_Directive_:
Wherever "ограниченной" appears in a line, list that line.

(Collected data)
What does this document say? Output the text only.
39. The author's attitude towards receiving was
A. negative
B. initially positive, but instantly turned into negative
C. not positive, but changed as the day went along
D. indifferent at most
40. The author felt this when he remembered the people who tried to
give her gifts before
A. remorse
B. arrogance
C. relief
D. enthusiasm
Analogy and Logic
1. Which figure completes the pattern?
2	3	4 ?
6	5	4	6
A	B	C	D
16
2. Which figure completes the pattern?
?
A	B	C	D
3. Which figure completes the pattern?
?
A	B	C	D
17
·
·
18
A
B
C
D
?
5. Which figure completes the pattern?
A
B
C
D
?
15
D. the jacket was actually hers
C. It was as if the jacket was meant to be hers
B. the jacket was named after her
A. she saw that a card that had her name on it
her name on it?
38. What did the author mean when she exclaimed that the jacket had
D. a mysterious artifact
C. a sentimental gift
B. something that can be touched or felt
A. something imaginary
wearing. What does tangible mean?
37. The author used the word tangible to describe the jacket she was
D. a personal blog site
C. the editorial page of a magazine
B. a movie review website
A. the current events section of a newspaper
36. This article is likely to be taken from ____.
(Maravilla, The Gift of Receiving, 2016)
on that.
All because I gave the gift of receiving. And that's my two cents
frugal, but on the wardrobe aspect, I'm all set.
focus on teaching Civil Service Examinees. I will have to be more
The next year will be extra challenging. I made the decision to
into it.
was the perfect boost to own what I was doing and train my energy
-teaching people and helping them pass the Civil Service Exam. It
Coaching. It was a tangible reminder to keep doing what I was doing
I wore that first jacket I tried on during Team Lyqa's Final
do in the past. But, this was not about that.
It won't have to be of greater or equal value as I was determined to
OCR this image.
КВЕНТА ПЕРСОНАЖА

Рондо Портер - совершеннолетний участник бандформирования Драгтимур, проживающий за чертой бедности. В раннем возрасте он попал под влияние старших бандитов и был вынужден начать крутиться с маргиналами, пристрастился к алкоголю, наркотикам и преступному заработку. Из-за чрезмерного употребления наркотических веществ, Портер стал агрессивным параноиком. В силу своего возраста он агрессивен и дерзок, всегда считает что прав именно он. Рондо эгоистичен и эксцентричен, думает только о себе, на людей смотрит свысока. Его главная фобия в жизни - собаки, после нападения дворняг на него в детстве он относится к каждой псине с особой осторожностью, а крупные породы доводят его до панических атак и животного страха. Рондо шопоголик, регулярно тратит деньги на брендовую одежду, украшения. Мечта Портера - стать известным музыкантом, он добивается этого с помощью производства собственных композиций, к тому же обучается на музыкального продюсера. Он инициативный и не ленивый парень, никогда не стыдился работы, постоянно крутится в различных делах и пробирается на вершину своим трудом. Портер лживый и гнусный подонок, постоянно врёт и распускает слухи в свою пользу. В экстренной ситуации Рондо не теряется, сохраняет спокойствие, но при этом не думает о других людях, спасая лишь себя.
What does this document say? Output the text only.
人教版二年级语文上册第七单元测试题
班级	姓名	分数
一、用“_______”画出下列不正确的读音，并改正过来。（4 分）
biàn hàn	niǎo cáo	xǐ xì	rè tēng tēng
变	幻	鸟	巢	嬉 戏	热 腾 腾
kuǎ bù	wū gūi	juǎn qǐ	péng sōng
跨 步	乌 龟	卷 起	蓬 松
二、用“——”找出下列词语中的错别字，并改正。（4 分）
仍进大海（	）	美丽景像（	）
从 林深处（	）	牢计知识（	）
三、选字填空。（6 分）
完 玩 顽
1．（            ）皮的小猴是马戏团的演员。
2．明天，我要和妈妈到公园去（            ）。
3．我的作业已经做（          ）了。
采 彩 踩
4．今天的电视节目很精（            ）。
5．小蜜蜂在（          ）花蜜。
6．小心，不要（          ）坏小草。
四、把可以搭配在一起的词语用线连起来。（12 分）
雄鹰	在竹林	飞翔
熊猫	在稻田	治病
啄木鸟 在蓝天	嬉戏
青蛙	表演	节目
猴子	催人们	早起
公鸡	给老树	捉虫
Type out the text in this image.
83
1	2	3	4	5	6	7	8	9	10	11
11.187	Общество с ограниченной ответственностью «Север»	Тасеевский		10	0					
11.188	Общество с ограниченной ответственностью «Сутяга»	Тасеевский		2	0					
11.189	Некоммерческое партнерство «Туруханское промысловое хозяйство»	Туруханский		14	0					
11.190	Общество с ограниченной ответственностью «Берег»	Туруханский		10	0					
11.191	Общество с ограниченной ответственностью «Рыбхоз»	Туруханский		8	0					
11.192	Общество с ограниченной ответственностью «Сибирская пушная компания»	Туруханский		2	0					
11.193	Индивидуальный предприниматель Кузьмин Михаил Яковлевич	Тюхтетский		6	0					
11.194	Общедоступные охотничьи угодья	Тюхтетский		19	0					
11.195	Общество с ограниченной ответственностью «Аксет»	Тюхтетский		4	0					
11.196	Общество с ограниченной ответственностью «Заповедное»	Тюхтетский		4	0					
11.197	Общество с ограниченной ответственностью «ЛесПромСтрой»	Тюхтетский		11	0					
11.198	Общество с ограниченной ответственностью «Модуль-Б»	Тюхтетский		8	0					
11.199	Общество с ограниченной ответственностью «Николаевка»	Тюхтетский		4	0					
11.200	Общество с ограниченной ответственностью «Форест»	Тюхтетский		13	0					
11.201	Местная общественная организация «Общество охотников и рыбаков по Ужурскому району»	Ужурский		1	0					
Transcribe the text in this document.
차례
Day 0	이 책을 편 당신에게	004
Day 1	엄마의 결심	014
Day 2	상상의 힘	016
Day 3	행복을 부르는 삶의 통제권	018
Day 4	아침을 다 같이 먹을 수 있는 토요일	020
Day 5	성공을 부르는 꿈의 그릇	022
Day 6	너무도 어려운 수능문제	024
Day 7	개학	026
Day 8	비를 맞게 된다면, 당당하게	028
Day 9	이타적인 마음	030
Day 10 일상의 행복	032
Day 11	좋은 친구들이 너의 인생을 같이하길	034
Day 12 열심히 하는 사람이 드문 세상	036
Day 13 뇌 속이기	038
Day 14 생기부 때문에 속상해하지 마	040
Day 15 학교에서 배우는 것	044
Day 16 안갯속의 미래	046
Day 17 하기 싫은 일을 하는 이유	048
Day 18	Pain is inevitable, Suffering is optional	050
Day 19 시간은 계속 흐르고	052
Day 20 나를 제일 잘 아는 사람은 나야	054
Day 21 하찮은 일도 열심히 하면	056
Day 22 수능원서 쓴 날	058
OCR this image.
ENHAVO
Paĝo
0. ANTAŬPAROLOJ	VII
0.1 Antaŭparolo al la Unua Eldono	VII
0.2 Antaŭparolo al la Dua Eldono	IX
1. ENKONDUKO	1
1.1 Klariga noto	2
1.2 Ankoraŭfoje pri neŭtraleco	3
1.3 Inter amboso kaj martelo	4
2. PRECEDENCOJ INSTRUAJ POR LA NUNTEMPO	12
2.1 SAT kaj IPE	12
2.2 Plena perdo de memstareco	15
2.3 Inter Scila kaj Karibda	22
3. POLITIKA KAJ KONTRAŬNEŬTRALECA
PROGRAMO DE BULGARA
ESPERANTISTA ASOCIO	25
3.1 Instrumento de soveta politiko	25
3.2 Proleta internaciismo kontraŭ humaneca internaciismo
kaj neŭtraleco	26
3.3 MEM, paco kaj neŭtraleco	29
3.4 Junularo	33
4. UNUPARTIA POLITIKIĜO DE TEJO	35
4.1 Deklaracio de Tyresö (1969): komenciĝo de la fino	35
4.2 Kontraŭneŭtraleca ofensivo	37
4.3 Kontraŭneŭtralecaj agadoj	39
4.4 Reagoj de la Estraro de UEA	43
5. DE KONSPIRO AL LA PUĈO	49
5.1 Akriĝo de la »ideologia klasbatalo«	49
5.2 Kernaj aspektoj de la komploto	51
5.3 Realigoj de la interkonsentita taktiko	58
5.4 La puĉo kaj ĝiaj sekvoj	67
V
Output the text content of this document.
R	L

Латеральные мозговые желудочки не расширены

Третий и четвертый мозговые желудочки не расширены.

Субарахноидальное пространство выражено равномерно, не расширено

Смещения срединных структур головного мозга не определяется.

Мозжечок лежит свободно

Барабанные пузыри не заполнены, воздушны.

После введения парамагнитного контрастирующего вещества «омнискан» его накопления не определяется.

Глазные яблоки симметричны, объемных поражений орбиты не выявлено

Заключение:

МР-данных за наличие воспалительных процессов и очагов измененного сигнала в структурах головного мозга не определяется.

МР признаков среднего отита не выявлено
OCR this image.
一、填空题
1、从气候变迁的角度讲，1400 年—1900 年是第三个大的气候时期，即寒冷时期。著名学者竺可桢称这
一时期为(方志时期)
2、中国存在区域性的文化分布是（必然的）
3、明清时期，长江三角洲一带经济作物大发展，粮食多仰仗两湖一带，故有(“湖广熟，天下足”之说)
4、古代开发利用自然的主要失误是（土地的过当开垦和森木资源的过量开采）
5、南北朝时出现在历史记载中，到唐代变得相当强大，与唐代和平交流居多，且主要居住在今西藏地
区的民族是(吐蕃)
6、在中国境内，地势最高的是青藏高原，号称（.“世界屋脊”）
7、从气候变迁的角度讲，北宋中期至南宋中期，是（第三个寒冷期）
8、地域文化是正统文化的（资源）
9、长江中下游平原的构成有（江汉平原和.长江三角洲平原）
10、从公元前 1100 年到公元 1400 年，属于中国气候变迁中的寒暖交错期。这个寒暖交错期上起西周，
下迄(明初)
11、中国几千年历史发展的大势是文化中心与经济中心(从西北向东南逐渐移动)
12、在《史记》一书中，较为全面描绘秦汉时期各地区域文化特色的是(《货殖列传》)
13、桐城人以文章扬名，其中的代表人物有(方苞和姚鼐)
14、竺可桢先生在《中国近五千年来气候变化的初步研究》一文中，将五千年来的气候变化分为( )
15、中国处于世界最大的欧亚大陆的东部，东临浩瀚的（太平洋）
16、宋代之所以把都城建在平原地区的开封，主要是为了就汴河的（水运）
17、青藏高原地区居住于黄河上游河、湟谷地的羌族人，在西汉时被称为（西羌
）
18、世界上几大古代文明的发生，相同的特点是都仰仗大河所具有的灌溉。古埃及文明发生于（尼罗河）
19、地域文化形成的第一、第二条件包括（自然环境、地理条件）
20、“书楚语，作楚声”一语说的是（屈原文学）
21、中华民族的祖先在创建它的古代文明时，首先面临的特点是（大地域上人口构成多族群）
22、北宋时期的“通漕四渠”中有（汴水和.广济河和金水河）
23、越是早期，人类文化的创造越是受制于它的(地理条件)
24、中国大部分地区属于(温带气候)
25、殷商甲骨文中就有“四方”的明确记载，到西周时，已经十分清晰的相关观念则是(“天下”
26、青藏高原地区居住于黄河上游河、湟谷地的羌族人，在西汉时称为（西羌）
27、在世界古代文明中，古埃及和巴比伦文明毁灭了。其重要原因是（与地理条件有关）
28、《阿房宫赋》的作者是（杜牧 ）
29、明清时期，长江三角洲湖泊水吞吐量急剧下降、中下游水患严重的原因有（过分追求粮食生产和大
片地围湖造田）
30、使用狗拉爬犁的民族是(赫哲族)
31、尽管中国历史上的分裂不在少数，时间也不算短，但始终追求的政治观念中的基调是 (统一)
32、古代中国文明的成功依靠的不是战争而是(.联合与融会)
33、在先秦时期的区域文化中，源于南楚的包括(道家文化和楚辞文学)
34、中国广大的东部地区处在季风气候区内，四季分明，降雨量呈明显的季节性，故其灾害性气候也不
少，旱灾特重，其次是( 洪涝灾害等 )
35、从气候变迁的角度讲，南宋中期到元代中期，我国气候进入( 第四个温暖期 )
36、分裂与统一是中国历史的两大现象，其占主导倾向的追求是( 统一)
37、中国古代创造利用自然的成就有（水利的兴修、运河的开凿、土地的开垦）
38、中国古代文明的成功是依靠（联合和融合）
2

_Solution below_:
11.187	Общество с ограниченной ответственностью «Север»	Тасеевский		10	0					
11.188	Общество с ограниченной ответственностью «Сутяга»	Тасеевский		2	0					
11.190	Общество с ограниченной ответственностью «Берег»	Туруханский		10	0					
11.191	Общество с ограниченной ответственностью «Рыбхоз»	Туруханский		8	0					
11.192	Общество с ограниченной ответственностью «Сибирская пушная компания»	Туруханский		2	0					
11.195	Общество с ограниченной ответственностью «Аксет»	Тюхтетский		4	0					
11.196	Общество с ограниченной ответственностью «Заповедное»	Тюхтетский		4	0					
11.197	Общество с ограниченной ответственностью «ЛесПромСтрой»	Тюхтетский		11	0					
11.198	Общество с ограниченной ответственностью «Модуль-Б»	Тюхтетский		8	0					
11.199	Общество с ограниченной ответственностью «Николаевка»	Тюхтетский		4	0					
11.200	Общество с ограниченной ответственностью «Форест»	Тюхтетский		13	0					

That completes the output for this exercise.